Your goal ->
Render the following material again verbatim, leaving nothing out.

Data listing:

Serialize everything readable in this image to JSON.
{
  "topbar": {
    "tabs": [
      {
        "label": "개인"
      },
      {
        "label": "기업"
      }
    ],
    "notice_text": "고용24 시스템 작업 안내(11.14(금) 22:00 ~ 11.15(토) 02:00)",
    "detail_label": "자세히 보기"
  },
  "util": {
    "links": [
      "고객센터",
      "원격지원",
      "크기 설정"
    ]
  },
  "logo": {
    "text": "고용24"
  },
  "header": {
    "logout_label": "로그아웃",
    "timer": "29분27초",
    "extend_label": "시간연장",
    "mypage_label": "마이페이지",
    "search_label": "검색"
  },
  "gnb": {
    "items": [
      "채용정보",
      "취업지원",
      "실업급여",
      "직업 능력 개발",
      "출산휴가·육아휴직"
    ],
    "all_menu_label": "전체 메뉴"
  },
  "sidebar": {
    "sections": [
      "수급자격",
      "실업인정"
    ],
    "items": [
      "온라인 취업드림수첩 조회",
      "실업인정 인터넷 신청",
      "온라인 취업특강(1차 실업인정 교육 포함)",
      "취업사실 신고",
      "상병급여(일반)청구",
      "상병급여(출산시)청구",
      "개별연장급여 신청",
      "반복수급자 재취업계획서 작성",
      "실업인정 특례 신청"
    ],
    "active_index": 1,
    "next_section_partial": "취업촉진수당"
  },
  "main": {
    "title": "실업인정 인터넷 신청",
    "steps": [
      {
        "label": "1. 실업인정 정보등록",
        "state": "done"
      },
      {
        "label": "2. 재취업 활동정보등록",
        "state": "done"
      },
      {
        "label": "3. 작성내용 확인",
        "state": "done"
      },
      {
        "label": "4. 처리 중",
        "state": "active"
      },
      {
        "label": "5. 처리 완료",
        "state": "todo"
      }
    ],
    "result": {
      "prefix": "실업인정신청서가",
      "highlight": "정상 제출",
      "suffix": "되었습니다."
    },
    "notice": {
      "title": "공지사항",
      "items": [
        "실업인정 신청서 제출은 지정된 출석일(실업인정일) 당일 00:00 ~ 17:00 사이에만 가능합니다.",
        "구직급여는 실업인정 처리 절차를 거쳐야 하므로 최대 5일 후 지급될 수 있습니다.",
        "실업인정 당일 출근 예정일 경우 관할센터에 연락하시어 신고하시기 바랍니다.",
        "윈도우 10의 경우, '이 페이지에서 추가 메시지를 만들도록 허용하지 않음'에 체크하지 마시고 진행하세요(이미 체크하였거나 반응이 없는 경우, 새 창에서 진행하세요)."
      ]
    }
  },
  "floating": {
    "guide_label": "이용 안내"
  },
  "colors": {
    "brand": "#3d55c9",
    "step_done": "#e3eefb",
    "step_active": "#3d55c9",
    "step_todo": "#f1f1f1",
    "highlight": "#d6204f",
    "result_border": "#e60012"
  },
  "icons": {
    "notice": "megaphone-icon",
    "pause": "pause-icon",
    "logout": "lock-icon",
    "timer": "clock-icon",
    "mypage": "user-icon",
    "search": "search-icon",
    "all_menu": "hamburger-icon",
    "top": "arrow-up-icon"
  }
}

Written reply ->
Serialize everything readable in this image to JSON.
{
  "topbar": {
    "tabs": [
      {
        "label": "개인"
      },
      {
        "label": "기업"
      }
    ],
    "notice_text": "고용24 시스템 작업 안내(11.14(금) 22:00 ~ 11.15(토) 02:00)",
    "detail_label": "자세히 보기"
  },
  "util": {
    "links": [
      "고객센터",
      "원격지원",
      "크기 설정"
    ]
  },
  "logo": {
    "text": "고용24"
  },
  "header": {
    "logout_label": "로그아웃",
    "timer": "29분27초",
    "extend_label": "시간연장",
    "mypage_label": "마이페이지",
    "search_label": "검색"
  },
  "gnb": {
    "items": [
      "채용정보",
      "취업지원",
      "실업급여",
      "직업 능력 개발",
      "출산휴가·육아휴직"
    ],
    "all_menu_label": "전체 메뉴"
  },
  "sidebar": {
    "sections": [
      "수급자격",
      "실업인정"
    ],
    "items": [
      "온라인 취업드림수첩 조회",
      "실업인정 인터넷 신청",
      "온라인 취업특강(1차 실업인정 교육 포함)",
      "취업사실 신고",
      "상병급여(일반)청구",
      "상병급여(출산시)청구",
      "개별연장급여 신청",
      "반복수급자 재취업계획서 작성",
      "실업인정 특례 신청"
    ],
    "active_index": 1,
    "next_section_partial": "취업촉진수당"
  },
  "main": {
    "title": "실업인정 인터넷 신청",
    "steps": [
      {
        "label": "1. 실업인정 정보등록",
        "state": "done"
      },
      {
        "label": "2. 재취업 활동정보등록",
        "state": "done"
      },
      {
        "label": "3. 작성내용 확인",
        "state": "done"
      },
      {
        "label": "4. 처리 중",
        "state": "active"
      },
      {
        "label": "5. 처리 완료",
        "state": "todo"
      }
    ],
    "result": {
      "prefix": "실업인정신청서가",
      "highlight": "정상 제출",
      "suffix": "되었습니다."
    },
    "notice": {
      "title": "공지사항",
      "items": [
        "실업인정 신청서 제출은 지정된 출석일(실업인정일) 당일 00:00 ~ 17:00 사이에만 가능합니다.",
        "구직급여는 실업인정 처리 절차를 거쳐야 하므로 최대 5일 후 지급될 수 있습니다.",
        "실업인정 당일 출근 예정일 경우 관할센터에 연락하시어 신고하시기 바랍니다.",
        "윈도우 10의 경우, '이 페이지에서 추가 메시지를 만들도록 허용하지 않음'에 체크하지 마시고 진행하세요(이미 체크하였거나 반응이 없는 경우, 새 창에서 진행하세요)."
      ]
    }
  },
  "floating": {
    "guide_label": "이용 안내"
  },
  "colors": {
    "brand": "#3d55c9",
    "step_done": "#e3eefb",
    "step_active": "#3d55c9",
    "step_todo": "#f1f1f1",
    "highlight": "#d6204f",
    "result_border": "#e60012"
  },
  "icons": {
    "notice": "megaphone-icon",
    "pause": "pause-icon",
    "logout": "lock-icon",
    "timer": "clock-icon",
    "mypage": "user-icon",
    "search": "search-icon",
    "all_menu": "hamburger-icon",
    "top": "arrow-up-icon"
  }
}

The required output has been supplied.